++++ DATA FOR PROCESSING ++++
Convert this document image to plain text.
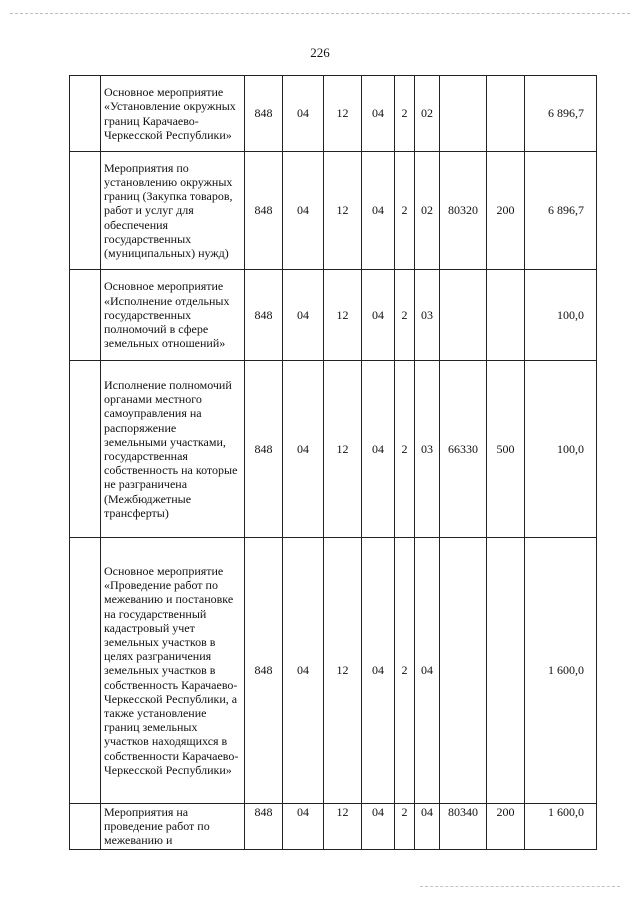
226
	Основное мероприятие «Установление окружных границ Карачаево-Черкесской Республики»	848	04	12	04	2	02			6 896,7
	Мероприятия по установлению окружных границ (Закупка товаров, работ и услуг для обеспечения государственных (муниципальных) нужд)	848	04	12	04	2	02	80320	200	6 896,7
	Основное мероприятие «Исполнение отдельных государственных полномочий в сфере земельных отношений»	848	04	12	04	2	03			100,0
	Исполнение полномочий органами местного самоуправления на распоряжение земельными участками, государственная собственность на которые не разграничена (Межбюджетные трансферты)	848	04	12	04	2	03	66330	500	100,0
	Основное мероприятие «Проведение работ по межеванию и постановке на государственный кадастровый учет земельных участков в целях разграничения земельных участков в собственность Карачаево-Черкесской Республики, а также установление границ земельных участков находящихся в собственности Карачаево-Черкесской Республики»	848	04	12	04	2	04			1 600,0
	Мероприятия на проведение работ по межеванию и	848	04	12	04	2	04	80340	200	1 600,0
++++
**WHAT YOU SHOULD DO**
Tally how many lines of the records hold the word "работ". Answer with the number only.

**COMPLETE ANSWER**
3